--- START OF DATA EXCERPTS ---
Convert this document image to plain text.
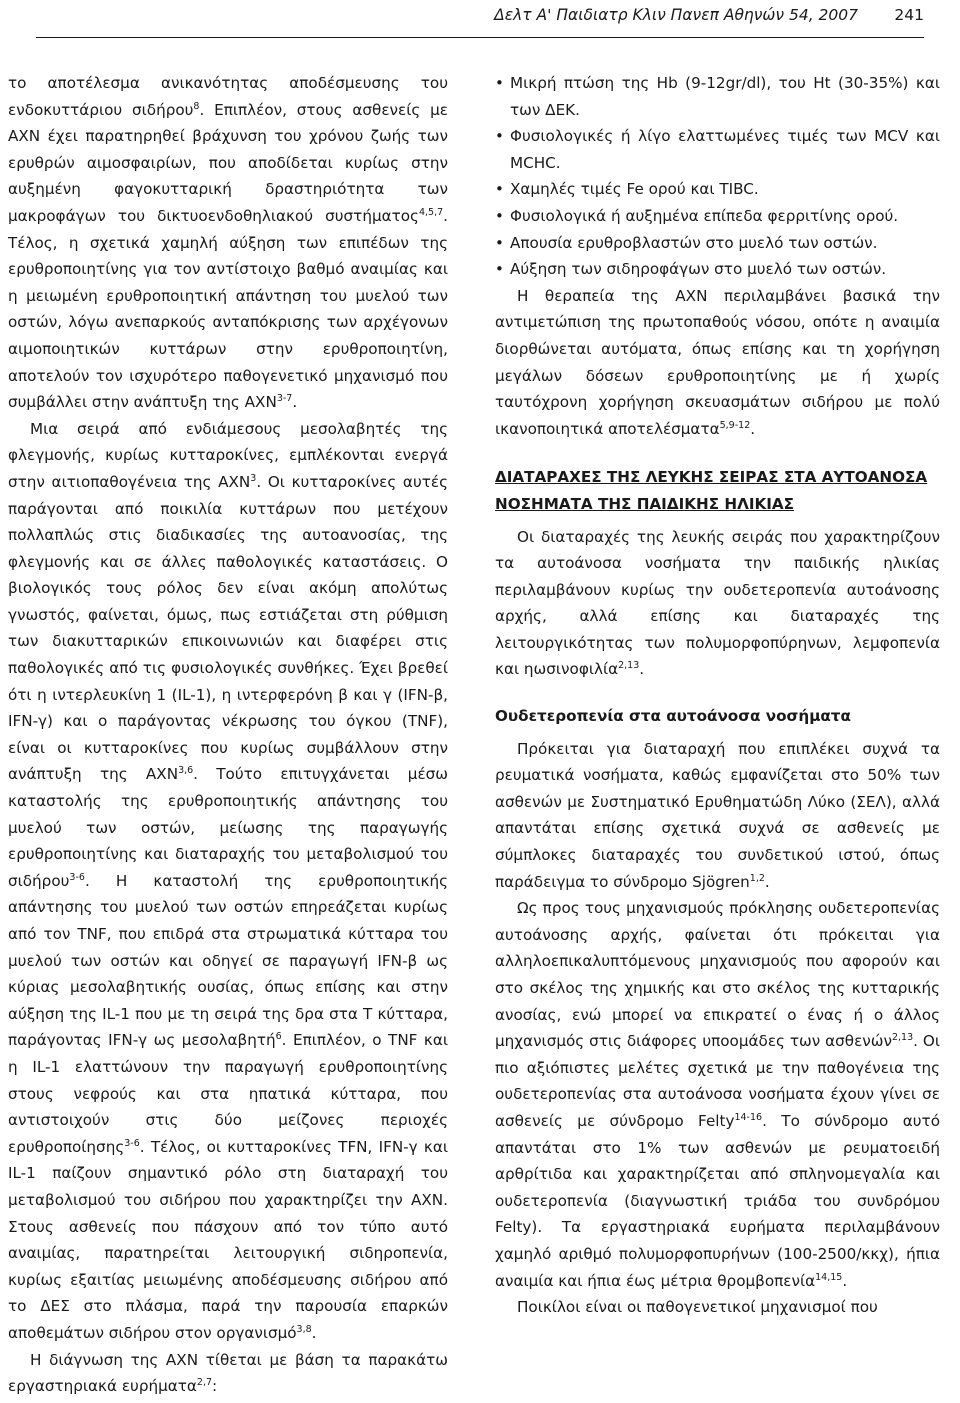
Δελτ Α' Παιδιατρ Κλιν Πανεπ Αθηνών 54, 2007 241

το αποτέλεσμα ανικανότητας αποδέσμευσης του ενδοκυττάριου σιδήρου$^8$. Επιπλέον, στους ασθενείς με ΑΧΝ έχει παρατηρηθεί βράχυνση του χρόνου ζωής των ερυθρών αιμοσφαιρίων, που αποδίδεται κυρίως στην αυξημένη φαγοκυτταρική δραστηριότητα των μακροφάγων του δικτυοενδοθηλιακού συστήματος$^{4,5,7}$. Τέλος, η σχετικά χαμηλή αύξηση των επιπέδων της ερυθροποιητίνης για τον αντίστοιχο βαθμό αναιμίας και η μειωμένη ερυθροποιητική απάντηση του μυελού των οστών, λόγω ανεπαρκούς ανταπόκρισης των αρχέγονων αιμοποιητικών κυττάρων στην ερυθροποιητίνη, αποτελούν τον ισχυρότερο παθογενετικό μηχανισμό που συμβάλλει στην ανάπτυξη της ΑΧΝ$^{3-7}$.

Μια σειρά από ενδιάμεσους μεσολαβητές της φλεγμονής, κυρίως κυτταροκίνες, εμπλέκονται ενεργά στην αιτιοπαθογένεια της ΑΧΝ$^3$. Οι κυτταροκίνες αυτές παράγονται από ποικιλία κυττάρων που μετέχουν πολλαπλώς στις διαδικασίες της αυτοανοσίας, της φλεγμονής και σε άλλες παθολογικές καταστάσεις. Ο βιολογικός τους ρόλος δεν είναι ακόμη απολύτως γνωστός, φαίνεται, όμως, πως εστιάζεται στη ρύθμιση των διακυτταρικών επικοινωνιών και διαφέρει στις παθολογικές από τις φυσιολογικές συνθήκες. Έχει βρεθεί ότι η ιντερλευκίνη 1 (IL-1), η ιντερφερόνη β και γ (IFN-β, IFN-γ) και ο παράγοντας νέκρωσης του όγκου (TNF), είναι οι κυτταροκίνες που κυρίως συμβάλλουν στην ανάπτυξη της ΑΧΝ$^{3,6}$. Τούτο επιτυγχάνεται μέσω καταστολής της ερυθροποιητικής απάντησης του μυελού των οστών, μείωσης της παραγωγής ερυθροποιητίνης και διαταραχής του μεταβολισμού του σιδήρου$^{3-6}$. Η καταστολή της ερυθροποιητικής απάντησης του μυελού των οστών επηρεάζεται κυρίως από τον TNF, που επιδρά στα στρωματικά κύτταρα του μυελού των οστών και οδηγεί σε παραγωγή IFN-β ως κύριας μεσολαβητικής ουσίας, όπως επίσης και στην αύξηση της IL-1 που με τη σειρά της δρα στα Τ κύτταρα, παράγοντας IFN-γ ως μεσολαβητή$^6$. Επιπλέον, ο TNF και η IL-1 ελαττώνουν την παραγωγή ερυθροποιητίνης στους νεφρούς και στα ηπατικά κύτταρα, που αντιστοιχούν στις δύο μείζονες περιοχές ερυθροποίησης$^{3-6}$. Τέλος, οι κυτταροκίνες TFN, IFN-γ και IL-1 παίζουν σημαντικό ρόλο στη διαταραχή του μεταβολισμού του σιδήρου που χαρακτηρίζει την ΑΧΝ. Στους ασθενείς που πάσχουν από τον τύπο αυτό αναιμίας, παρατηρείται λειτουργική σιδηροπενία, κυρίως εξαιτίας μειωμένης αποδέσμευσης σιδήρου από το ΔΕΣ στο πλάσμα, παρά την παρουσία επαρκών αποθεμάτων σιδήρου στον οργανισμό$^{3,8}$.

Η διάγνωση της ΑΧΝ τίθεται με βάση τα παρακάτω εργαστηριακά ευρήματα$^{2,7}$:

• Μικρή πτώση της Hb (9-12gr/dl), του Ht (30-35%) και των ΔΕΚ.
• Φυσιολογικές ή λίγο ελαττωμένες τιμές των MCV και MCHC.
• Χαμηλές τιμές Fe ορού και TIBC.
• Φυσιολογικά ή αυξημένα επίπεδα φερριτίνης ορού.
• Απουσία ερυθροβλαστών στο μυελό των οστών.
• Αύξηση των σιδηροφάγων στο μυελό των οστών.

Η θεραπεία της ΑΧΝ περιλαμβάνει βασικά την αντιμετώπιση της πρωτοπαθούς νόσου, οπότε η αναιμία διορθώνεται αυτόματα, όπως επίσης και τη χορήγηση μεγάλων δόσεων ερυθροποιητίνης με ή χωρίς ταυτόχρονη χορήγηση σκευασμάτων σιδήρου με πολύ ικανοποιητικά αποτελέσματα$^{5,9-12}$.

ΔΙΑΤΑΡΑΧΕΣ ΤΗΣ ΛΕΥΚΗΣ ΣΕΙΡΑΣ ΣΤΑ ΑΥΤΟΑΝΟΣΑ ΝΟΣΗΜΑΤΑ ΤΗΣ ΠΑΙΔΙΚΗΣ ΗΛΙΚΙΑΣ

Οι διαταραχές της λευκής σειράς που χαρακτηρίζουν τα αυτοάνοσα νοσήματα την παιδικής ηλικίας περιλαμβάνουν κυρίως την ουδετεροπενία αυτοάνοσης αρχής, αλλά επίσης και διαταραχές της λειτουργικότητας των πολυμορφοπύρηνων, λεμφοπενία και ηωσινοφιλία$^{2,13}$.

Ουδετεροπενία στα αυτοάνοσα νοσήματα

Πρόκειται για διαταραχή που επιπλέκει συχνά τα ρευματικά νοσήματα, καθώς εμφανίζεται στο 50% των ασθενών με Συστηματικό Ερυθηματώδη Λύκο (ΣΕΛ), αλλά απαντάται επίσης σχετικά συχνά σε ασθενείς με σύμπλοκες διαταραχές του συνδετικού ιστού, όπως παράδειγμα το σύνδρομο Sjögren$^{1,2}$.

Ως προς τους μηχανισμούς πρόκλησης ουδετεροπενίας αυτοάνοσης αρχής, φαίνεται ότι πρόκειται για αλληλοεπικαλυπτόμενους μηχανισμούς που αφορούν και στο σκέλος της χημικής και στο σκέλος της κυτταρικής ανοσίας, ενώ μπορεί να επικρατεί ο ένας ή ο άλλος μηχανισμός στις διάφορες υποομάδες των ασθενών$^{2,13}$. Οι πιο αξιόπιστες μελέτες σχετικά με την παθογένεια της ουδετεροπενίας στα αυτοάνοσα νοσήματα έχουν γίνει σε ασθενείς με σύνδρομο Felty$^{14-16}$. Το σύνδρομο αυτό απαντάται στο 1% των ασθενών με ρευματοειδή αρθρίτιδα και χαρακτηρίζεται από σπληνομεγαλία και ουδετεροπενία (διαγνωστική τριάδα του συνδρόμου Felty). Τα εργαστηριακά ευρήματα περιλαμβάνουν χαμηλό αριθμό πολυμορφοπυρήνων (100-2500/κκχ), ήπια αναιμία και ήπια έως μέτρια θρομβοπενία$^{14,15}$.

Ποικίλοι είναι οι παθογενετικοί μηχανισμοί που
--- END OF DATA EXCERPTS ---
--- START OF DATA EXCERPTS ---
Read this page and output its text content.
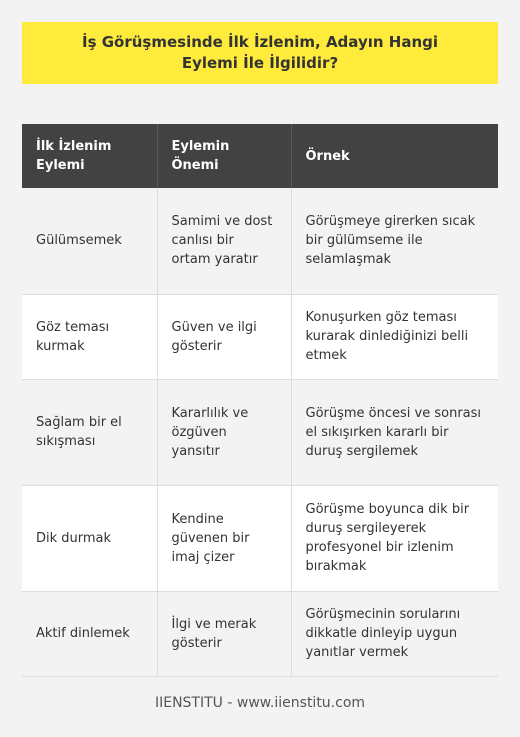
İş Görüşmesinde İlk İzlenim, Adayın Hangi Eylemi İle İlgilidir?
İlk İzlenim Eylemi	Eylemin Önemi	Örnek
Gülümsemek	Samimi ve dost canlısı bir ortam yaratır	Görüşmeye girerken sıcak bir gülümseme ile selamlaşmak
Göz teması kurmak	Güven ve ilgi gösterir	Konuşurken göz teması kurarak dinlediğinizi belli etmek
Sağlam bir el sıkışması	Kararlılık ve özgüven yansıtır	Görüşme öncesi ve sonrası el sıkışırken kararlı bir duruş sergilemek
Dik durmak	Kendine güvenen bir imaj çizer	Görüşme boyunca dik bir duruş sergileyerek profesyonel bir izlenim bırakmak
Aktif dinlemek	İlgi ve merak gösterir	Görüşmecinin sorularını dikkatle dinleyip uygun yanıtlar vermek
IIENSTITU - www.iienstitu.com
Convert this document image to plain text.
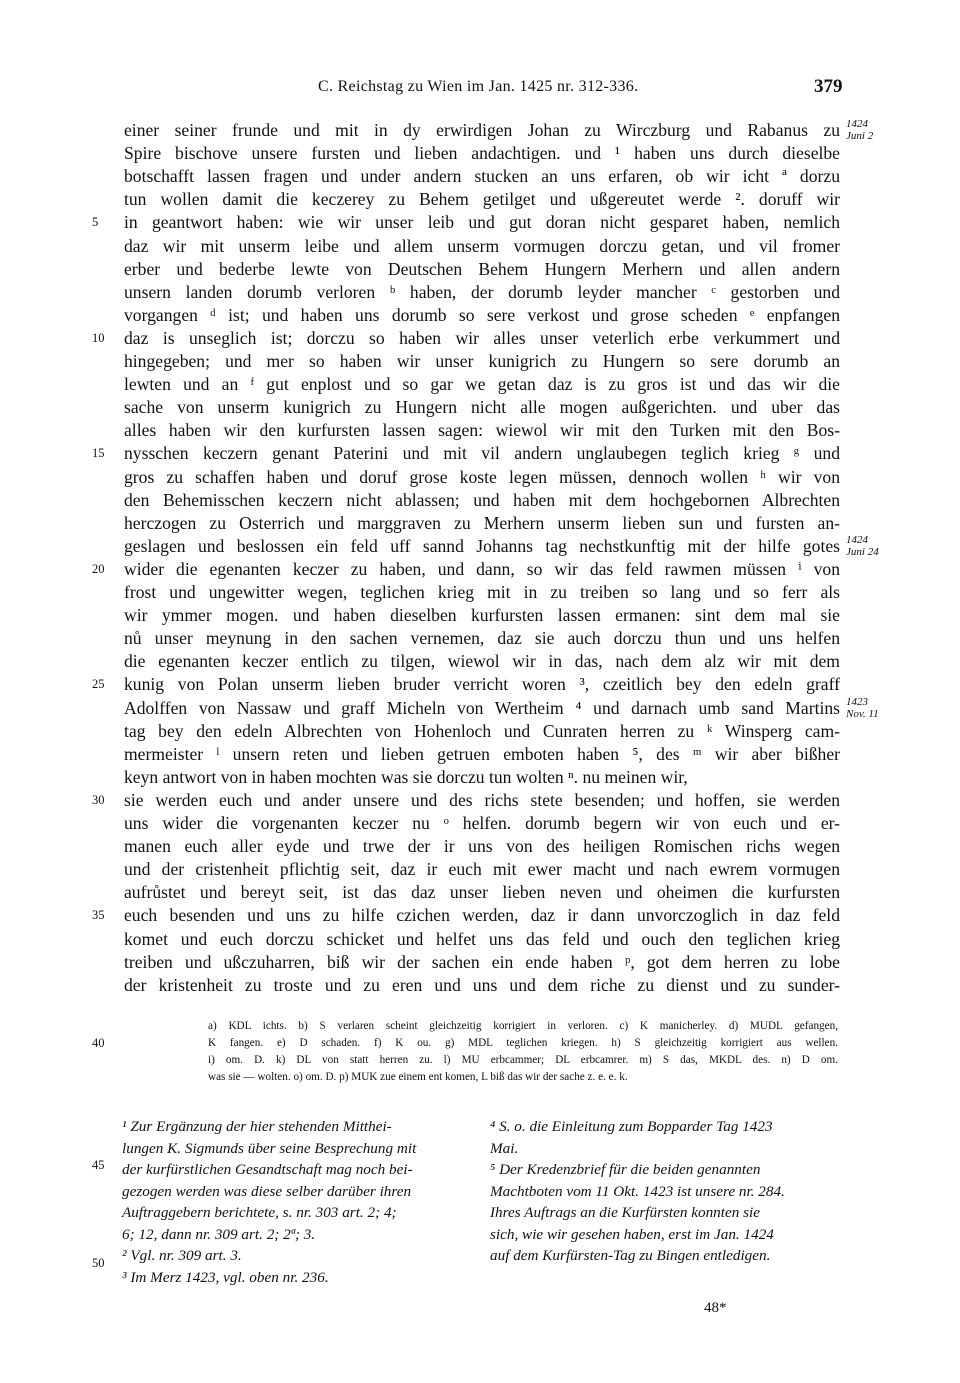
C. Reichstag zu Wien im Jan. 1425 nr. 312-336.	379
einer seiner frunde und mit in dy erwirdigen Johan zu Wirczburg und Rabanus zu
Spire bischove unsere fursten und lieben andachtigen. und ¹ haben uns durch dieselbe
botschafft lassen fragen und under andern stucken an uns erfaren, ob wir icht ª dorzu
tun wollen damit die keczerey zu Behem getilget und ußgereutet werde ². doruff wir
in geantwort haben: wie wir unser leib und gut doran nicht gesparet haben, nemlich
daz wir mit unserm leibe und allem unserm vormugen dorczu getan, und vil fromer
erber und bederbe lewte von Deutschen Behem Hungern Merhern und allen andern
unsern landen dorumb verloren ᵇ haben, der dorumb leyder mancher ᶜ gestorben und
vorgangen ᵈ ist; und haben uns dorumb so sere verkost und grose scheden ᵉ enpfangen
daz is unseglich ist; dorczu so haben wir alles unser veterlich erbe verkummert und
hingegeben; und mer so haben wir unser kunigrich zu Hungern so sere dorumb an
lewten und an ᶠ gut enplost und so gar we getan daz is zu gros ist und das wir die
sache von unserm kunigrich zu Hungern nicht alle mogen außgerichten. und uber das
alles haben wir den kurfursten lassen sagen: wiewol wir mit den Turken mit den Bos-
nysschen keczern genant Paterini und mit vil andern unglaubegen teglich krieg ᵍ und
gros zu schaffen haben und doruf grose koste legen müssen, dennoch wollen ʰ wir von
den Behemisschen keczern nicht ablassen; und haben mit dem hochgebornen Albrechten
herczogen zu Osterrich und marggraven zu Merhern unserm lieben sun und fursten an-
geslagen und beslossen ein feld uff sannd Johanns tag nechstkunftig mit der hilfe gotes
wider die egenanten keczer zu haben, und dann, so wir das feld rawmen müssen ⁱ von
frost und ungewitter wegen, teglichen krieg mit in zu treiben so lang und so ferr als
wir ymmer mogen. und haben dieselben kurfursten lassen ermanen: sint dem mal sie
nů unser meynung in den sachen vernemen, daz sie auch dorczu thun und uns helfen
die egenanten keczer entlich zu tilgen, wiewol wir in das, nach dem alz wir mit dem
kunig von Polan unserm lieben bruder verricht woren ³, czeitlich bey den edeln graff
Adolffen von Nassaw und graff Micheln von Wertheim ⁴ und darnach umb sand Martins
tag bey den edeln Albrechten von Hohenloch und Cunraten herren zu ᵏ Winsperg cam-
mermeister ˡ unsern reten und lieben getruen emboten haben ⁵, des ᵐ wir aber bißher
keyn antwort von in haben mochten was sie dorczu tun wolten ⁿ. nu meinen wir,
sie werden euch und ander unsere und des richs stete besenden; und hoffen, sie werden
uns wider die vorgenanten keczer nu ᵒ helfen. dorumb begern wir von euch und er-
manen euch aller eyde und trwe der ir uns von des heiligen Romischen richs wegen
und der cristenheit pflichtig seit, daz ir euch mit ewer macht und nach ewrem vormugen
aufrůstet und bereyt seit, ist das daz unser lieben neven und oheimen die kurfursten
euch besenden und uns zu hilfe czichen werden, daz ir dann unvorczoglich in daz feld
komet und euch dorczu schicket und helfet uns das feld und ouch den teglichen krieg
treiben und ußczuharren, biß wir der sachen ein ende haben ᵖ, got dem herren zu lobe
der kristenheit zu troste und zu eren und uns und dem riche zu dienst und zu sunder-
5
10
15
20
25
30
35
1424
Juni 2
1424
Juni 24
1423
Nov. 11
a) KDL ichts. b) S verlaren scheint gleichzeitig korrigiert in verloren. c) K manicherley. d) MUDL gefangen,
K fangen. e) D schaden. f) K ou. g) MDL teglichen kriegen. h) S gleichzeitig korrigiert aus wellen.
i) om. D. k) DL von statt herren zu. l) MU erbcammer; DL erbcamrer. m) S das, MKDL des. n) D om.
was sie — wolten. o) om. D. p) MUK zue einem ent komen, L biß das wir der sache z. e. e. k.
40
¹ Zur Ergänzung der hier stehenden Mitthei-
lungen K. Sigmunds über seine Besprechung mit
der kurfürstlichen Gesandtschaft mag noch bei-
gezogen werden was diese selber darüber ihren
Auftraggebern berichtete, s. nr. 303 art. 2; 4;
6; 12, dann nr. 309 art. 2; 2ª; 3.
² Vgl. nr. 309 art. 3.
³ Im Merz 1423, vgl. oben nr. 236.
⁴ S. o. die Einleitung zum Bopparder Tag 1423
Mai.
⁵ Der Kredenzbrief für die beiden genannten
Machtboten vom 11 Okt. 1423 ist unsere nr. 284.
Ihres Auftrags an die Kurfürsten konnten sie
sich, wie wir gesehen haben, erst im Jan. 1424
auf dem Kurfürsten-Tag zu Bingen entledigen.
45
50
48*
--- END OF DATA EXCERPTS ---
**WRITTEN EXERCISE**
Which lines include the word "duruş"? Copy every one of them.

**RESPONSE**
Sağlam bir el sıkışması	Kararlılık ve özgüven yansıtır	Görüşme öncesi ve sonrası el sıkışırken kararlı bir duruş sergilemek
Dik durmak	Kendine güvenen bir imaj çizer	Görüşme boyunca dik bir duruş sergileyerek profesyonel bir izlenim bırakmak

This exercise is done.